#### Task objective
In the entries that follow, find the word "name" and report each line it is on.

## Start Records shown

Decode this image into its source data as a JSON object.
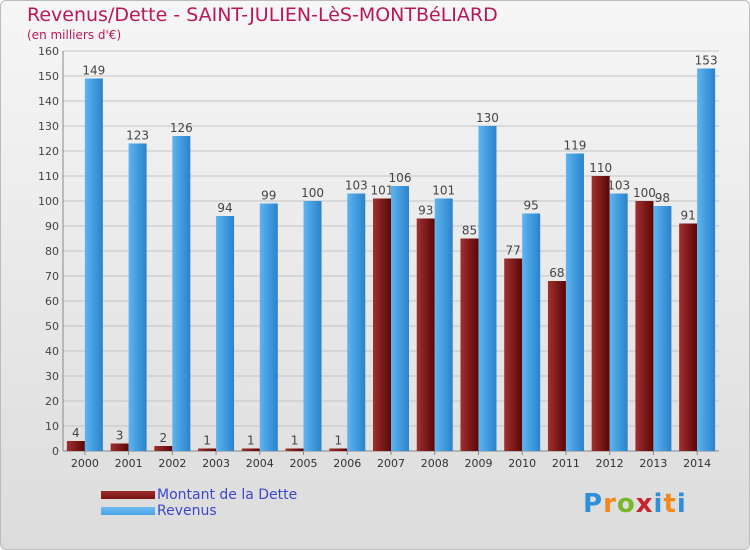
{
  "chart_data": {
    "type": "bar",
    "title": "Revenus/Dette - SAINT-JULIEN-LèS-MONTBéLIARD",
    "subtitle": "(en milliers d'€)",
    "categories": [
      "2000",
      "2001",
      "2002",
      "2003",
      "2004",
      "2005",
      "2006",
      "2007",
      "2008",
      "2009",
      "2010",
      "2011",
      "2012",
      "2013",
      "2014"
    ],
    "series": [
      {
        "name": "Montant de la Dette",
        "color": "#7a1414",
        "values": [
          4,
          3,
          2,
          1,
          1,
          1,
          1,
          101,
          93,
          85,
          77,
          68,
          110,
          100,
          91
        ]
      },
      {
        "name": "Revenus",
        "color": "#4aa3e6",
        "values": [
          149,
          123,
          126,
          94,
          99,
          100,
          103,
          106,
          101,
          130,
          95,
          119,
          103,
          98,
          153
        ]
      }
    ],
    "yticks": [
      0,
      10,
      20,
      30,
      40,
      50,
      60,
      70,
      80,
      90,
      100,
      110,
      120,
      130,
      140,
      150,
      160
    ],
    "ylim": [
      0,
      160
    ],
    "grid": true,
    "legend_position": "bottom-left"
  },
  "brand": {
    "label": "Proxiti"
  }
}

## End Records shown

#### Result below
        "name": "Montant de la Dette",
        "name": "Revenus",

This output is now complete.